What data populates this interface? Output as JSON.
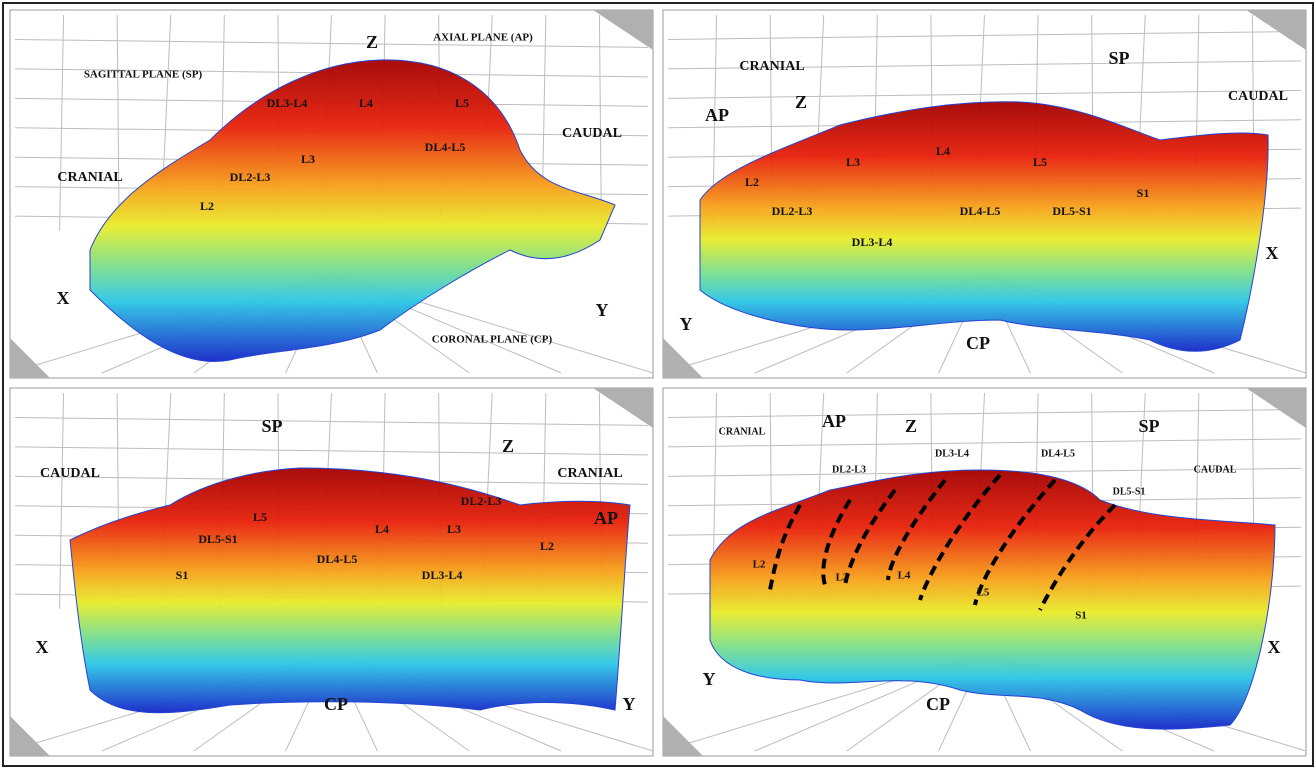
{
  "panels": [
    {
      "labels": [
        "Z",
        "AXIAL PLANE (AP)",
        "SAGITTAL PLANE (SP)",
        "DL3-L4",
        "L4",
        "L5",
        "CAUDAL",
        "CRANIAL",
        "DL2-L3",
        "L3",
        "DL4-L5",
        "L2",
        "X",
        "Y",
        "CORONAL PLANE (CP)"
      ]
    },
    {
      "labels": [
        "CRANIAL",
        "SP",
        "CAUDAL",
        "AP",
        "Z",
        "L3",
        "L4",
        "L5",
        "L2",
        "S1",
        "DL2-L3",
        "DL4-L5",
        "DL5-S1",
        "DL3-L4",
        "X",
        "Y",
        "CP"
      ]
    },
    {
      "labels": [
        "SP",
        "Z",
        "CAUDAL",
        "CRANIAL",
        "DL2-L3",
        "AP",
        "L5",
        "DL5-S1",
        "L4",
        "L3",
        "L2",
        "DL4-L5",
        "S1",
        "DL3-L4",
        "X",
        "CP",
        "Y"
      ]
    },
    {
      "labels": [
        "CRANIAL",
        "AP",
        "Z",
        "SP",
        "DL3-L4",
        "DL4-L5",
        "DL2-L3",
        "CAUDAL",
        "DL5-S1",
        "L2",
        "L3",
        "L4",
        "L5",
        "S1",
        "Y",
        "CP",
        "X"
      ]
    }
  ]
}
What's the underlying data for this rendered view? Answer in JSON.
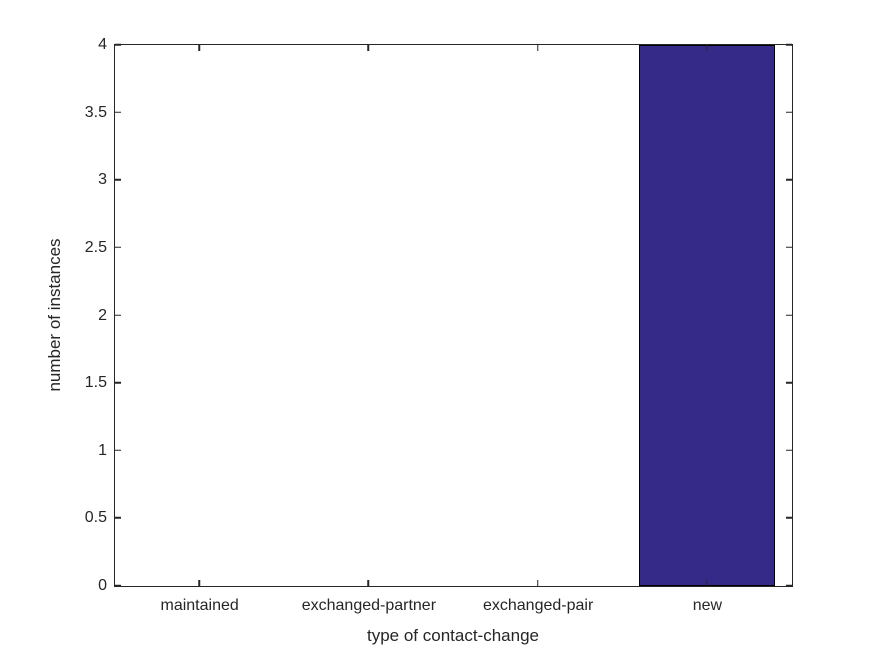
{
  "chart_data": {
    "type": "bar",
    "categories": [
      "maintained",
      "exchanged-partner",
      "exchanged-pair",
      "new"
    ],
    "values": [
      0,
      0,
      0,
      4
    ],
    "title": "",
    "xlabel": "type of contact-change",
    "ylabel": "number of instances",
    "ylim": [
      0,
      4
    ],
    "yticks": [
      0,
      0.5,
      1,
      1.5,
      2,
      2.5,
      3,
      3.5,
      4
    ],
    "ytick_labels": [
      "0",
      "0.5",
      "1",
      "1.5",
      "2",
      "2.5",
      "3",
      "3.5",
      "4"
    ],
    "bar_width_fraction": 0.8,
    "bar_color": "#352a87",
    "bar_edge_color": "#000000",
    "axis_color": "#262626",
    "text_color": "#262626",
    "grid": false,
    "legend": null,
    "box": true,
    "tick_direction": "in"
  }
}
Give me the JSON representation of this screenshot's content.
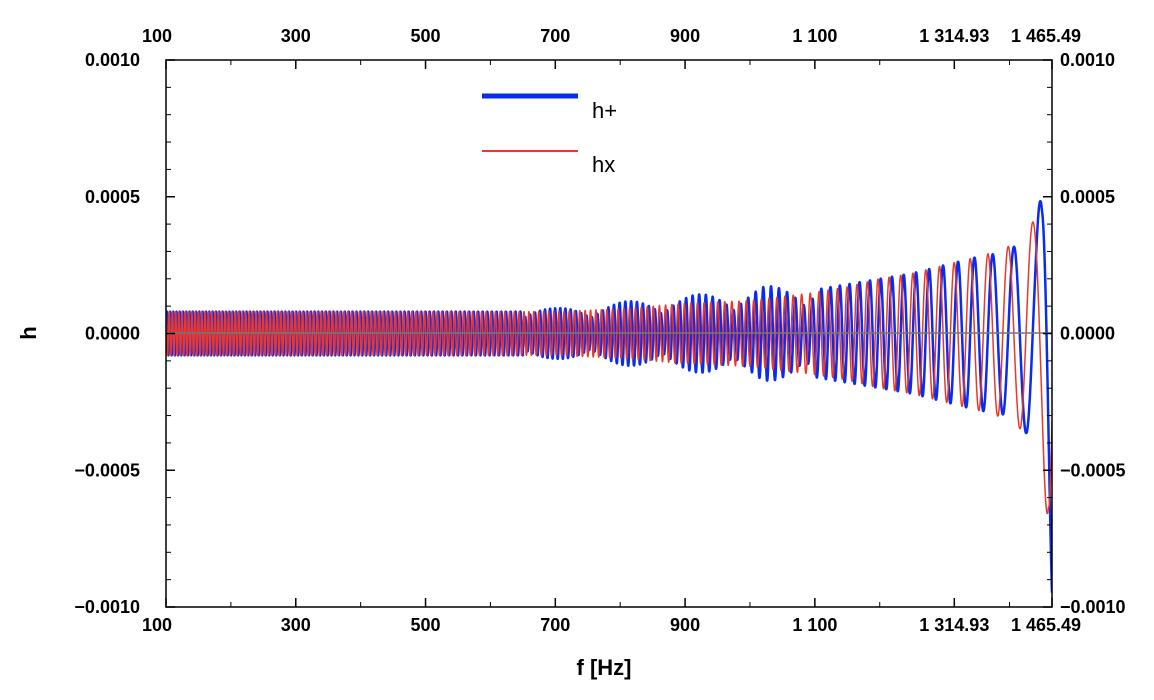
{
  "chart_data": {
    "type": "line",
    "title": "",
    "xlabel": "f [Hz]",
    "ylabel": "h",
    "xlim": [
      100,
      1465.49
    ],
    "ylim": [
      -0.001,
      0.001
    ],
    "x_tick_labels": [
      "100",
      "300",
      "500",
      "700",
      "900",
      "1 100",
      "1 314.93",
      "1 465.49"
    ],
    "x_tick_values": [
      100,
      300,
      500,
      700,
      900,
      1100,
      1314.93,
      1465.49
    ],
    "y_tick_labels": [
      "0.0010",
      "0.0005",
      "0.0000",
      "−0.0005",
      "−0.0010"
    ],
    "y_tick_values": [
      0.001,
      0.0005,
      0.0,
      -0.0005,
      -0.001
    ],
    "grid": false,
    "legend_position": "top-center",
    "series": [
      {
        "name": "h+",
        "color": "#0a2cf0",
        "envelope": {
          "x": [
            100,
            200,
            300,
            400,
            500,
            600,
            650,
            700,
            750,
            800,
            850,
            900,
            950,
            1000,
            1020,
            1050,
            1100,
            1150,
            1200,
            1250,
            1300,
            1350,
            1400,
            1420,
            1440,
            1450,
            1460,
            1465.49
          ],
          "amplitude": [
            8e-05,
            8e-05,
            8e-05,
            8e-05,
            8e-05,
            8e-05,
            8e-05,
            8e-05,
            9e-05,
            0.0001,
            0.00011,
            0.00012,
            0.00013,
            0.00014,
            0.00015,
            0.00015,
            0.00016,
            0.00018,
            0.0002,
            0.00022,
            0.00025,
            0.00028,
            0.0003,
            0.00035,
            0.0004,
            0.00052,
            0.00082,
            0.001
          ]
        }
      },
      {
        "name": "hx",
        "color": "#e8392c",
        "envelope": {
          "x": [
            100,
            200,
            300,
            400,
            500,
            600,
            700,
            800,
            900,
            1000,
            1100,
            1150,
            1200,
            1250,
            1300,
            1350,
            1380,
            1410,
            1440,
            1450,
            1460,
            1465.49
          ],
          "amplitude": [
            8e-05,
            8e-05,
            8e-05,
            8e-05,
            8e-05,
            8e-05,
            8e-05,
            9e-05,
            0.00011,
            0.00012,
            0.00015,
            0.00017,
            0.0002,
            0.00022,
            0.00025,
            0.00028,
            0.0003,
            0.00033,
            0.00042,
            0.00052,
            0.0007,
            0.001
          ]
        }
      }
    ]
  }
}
※
▶ [What you are asked to do] Check each line of the data above for the string "PLANE", then report how many lines have it, with no other words.

▶ [Result of the task] 3